Prompt: Could you give the data below again, exactly and completely?
-.-.-
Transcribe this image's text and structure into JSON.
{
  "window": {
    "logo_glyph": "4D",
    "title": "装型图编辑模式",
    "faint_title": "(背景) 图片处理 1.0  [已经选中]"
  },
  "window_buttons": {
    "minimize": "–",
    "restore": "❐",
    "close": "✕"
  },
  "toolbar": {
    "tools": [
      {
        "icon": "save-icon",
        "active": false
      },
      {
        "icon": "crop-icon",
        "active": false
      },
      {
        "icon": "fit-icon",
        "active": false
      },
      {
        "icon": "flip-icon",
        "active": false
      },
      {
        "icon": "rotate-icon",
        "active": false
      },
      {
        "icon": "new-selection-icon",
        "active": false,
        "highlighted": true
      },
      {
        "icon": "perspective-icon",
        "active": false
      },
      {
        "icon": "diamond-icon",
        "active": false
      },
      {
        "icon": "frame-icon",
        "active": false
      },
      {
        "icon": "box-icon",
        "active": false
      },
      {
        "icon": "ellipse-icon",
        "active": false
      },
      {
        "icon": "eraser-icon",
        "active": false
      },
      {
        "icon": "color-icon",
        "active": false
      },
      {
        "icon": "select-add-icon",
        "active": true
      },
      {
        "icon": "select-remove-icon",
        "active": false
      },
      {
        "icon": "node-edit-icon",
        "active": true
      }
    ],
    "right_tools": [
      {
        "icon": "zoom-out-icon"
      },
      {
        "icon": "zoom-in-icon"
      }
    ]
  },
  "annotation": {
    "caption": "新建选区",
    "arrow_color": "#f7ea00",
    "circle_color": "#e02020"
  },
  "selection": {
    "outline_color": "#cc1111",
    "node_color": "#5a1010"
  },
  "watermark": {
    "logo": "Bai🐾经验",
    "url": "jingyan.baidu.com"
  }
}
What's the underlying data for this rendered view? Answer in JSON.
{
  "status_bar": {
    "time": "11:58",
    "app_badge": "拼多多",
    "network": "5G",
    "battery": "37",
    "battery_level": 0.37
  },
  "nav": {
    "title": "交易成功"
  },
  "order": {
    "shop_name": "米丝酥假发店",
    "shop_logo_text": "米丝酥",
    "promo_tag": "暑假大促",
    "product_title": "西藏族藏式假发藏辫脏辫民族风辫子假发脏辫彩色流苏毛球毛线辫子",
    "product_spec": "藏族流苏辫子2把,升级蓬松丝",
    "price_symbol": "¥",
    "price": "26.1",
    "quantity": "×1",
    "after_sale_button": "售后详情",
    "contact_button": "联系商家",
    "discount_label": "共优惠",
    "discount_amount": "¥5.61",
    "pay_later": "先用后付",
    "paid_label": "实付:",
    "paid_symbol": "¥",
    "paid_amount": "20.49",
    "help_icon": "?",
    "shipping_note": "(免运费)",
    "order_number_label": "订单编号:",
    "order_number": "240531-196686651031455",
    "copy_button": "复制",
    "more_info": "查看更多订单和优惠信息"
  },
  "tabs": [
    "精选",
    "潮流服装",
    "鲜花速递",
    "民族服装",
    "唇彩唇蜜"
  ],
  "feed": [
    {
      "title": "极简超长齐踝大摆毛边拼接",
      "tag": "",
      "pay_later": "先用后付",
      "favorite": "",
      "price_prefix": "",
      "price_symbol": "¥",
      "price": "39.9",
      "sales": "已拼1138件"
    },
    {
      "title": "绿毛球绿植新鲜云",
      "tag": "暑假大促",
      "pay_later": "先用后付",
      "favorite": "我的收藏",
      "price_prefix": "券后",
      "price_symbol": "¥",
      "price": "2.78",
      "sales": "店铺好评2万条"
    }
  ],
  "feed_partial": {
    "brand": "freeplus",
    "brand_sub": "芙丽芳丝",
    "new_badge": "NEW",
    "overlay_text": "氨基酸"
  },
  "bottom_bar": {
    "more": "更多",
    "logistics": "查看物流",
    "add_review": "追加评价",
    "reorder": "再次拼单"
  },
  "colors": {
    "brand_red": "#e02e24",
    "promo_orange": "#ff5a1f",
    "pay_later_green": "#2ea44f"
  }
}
-.-.-
Finished exercise:
Transcribe this image's text and structure into JSON.
{
  "window": {
    "logo_glyph": "4D",
    "title": "装型图编辑模式",
    "faint_title": "(背景) 图片处理 1.0  [已经选中]"
  },
  "window_buttons": {
    "minimize": "–",
    "restore": "❐",
    "close": "✕"
  },
  "toolbar": {
    "tools": [
      {
        "icon": "save-icon",
        "active": false
      },
      {
        "icon": "crop-icon",
        "active": false
      },
      {
        "icon": "fit-icon",
        "active": false
      },
      {
        "icon": "flip-icon",
        "active": false
      },
      {
        "icon": "rotate-icon",
        "active": false
      },
      {
        "icon": "new-selection-icon",
        "active": false,
        "highlighted": true
      },
      {
        "icon": "perspective-icon",
        "active": false
      },
      {
        "icon": "diamond-icon",
        "active": false
      },
      {
        "icon": "frame-icon",
        "active": false
      },
      {
        "icon": "box-icon",
        "active": false
      },
      {
        "icon": "ellipse-icon",
        "active": false
      },
      {
        "icon": "eraser-icon",
        "active": false
      },
      {
        "icon": "color-icon",
        "active": false
      },
      {
        "icon": "select-add-icon",
        "active": true
      },
      {
        "icon": "select-remove-icon",
        "active": false
      },
      {
        "icon": "node-edit-icon",
        "active": true
      }
    ],
    "right_tools": [
      {
        "icon": "zoom-out-icon"
      },
      {
        "icon": "zoom-in-icon"
      }
    ]
  },
  "annotation": {
    "caption": "新建选区",
    "arrow_color": "#f7ea00",
    "circle_color": "#e02020"
  },
  "selection": {
    "outline_color": "#cc1111",
    "node_color": "#5a1010"
  },
  "watermark": {
    "logo": "Bai🐾经验",
    "url": "jingyan.baidu.com"
  }
}
What's the underlying data for this rendered view? Answer in JSON.
{
  "status_bar": {
    "time": "11:58",
    "app_badge": "拼多多",
    "network": "5G",
    "battery": "37",
    "battery_level": 0.37
  },
  "nav": {
    "title": "交易成功"
  },
  "order": {
    "shop_name": "米丝酥假发店",
    "shop_logo_text": "米丝酥",
    "promo_tag": "暑假大促",
    "product_title": "西藏族藏式假发藏辫脏辫民族风辫子假发脏辫彩色流苏毛球毛线辫子",
    "product_spec": "藏族流苏辫子2把,升级蓬松丝",
    "price_symbol": "¥",
    "price": "26.1",
    "quantity": "×1",
    "after_sale_button": "售后详情",
    "contact_button": "联系商家",
    "discount_label": "共优惠",
    "discount_amount": "¥5.61",
    "pay_later": "先用后付",
    "paid_label": "实付:",
    "paid_symbol": "¥",
    "paid_amount": "20.49",
    "help_icon": "?",
    "shipping_note": "(免运费)",
    "order_number_label": "订单编号:",
    "order_number": "240531-196686651031455",
    "copy_button": "复制",
    "more_info": "查看更多订单和优惠信息"
  },
  "tabs": [
    "精选",
    "潮流服装",
    "鲜花速递",
    "民族服装",
    "唇彩唇蜜"
  ],
  "feed": [
    {
      "title": "极简超长齐踝大摆毛边拼接",
      "tag": "",
      "pay_later": "先用后付",
      "favorite": "",
      "price_prefix": "",
      "price_symbol": "¥",
      "price": "39.9",
      "sales": "已拼1138件"
    },
    {
      "title": "绿毛球绿植新鲜云",
      "tag": "暑假大促",
      "pay_later": "先用后付",
      "favorite": "我的收藏",
      "price_prefix": "券后",
      "price_symbol": "¥",
      "price": "2.78",
      "sales": "店铺好评2万条"
    }
  ],
  "feed_partial": {
    "brand": "freeplus",
    "brand_sub": "芙丽芳丝",
    "new_badge": "NEW",
    "overlay_text": "氨基酸"
  },
  "bottom_bar": {
    "more": "更多",
    "logistics": "查看物流",
    "add_review": "追加评价",
    "reorder": "再次拼单"
  },
  "colors": {
    "brand_red": "#e02e24",
    "promo_orange": "#ff5a1f",
    "pay_later_green": "#2ea44f"
  }
}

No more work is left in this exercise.